→ Objective
Your task is to locate every line holding the string "Louis" and to copy each of them.

→ Data in this exercise
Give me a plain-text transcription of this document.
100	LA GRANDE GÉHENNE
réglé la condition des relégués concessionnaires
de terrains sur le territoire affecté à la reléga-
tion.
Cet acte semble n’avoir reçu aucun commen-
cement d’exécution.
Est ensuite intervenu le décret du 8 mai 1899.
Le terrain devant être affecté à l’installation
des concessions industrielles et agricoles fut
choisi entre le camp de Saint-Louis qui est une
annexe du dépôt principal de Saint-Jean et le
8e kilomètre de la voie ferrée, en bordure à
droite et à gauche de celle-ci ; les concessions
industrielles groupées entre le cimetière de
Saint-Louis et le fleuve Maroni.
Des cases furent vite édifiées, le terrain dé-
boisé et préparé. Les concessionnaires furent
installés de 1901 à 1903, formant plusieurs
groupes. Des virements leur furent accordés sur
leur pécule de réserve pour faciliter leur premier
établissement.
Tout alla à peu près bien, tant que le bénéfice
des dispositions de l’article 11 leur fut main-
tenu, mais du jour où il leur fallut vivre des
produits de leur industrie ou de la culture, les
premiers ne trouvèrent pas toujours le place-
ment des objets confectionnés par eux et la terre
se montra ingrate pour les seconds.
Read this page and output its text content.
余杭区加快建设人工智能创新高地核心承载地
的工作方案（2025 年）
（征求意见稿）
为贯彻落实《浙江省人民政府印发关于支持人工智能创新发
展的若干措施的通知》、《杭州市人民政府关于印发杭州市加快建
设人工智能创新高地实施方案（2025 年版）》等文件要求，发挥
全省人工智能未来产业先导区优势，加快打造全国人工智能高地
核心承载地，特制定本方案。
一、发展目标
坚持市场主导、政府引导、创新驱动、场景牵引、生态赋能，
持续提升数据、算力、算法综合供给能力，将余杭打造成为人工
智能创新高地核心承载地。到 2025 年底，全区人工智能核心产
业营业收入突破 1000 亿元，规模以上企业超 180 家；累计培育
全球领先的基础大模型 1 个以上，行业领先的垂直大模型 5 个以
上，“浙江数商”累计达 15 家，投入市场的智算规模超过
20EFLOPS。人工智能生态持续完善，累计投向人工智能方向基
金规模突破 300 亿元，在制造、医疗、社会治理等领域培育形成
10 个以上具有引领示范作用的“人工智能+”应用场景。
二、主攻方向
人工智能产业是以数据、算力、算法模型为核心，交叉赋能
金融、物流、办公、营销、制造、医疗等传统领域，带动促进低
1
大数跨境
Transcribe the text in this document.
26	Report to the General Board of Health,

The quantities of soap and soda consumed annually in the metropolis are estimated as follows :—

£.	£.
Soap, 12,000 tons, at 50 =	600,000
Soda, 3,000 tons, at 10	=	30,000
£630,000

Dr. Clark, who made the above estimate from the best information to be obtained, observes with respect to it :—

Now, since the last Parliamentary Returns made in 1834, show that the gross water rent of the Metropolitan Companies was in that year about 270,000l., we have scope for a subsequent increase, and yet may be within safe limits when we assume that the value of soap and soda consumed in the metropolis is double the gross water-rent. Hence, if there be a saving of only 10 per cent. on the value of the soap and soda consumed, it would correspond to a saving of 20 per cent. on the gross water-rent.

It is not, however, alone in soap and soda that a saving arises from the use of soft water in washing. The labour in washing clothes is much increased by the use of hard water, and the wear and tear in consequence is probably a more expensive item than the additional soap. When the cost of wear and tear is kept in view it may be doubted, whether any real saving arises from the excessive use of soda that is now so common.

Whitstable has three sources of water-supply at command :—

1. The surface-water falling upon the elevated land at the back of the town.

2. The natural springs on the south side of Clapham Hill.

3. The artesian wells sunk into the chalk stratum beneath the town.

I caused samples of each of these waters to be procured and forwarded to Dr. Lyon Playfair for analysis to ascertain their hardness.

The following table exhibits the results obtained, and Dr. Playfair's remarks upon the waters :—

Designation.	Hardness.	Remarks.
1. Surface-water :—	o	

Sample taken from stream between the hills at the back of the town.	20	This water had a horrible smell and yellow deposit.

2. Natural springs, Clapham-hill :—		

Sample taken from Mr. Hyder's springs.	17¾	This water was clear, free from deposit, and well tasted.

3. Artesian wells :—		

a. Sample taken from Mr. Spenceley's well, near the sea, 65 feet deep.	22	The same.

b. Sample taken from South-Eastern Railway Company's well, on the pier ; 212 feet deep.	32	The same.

→ Task output
choisi entre le camp de Saint-Louis qui est une
Saint-Louis et le fleuve Maroni.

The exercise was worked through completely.